Some records:
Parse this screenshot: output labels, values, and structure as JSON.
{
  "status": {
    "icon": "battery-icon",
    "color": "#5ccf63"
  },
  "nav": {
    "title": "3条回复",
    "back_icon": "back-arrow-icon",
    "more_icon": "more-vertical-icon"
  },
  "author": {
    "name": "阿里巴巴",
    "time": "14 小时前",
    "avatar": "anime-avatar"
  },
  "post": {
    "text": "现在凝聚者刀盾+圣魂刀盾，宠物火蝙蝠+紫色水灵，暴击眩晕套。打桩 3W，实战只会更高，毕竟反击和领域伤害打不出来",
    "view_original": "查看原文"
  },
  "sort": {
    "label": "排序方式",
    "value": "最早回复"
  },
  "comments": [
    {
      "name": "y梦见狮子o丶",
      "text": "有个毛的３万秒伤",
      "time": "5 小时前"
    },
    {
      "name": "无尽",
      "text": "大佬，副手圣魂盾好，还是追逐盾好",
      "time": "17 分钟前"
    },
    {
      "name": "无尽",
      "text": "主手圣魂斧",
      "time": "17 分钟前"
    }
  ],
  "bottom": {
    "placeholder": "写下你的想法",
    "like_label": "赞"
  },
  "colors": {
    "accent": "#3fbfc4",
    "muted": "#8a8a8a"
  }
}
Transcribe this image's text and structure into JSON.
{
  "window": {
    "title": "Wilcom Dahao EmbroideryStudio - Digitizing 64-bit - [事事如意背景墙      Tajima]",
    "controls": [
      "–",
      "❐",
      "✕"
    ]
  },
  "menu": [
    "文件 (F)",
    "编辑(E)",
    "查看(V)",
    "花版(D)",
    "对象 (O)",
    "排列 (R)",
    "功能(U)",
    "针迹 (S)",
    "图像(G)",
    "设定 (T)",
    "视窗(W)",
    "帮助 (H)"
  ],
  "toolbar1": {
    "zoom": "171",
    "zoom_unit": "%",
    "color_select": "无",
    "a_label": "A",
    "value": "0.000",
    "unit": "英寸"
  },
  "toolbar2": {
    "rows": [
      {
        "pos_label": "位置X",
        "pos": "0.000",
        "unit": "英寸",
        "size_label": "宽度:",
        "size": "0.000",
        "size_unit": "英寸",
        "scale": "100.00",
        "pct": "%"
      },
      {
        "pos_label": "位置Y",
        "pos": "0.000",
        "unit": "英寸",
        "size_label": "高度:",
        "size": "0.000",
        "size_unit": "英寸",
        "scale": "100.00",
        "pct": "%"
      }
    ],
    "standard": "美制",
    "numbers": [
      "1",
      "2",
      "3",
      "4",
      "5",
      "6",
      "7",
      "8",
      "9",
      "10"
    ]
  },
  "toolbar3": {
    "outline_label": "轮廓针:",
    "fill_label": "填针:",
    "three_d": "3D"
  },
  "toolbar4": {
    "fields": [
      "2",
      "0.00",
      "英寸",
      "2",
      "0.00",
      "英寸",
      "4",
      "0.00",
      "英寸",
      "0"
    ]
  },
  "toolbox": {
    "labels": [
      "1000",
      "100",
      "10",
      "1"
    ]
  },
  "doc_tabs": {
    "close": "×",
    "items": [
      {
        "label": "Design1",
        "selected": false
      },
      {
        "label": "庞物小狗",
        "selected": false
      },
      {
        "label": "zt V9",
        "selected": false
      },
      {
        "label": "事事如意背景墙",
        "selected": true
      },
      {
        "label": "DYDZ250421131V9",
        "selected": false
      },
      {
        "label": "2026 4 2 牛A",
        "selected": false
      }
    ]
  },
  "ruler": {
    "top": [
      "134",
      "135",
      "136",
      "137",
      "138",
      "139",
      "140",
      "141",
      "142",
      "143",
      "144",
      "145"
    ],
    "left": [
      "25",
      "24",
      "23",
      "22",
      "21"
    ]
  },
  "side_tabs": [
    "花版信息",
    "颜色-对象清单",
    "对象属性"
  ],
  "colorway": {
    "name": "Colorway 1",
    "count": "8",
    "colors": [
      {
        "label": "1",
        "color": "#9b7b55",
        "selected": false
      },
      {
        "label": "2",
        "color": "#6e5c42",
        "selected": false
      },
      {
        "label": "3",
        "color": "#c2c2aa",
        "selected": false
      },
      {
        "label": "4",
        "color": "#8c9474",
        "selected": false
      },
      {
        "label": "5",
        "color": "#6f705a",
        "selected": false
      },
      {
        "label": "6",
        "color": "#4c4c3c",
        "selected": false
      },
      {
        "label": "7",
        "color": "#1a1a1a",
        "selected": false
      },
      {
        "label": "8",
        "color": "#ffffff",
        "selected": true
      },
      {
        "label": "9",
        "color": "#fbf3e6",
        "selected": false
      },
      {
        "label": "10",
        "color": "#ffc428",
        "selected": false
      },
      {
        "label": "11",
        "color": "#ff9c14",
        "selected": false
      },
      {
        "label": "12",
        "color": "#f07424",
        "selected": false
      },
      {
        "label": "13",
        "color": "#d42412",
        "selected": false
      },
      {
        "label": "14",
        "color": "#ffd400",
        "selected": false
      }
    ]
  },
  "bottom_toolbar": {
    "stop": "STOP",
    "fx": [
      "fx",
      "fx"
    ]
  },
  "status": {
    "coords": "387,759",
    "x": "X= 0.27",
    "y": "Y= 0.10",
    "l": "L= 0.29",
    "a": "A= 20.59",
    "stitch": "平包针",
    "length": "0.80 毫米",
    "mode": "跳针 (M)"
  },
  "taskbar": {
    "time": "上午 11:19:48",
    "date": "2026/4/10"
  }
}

### What needs to be done
Find all the lines containing "labels" in the material, then copy them.

### Exercise answer
Parse this screenshot: output labels, values, and structure as JSON.
    "labels": [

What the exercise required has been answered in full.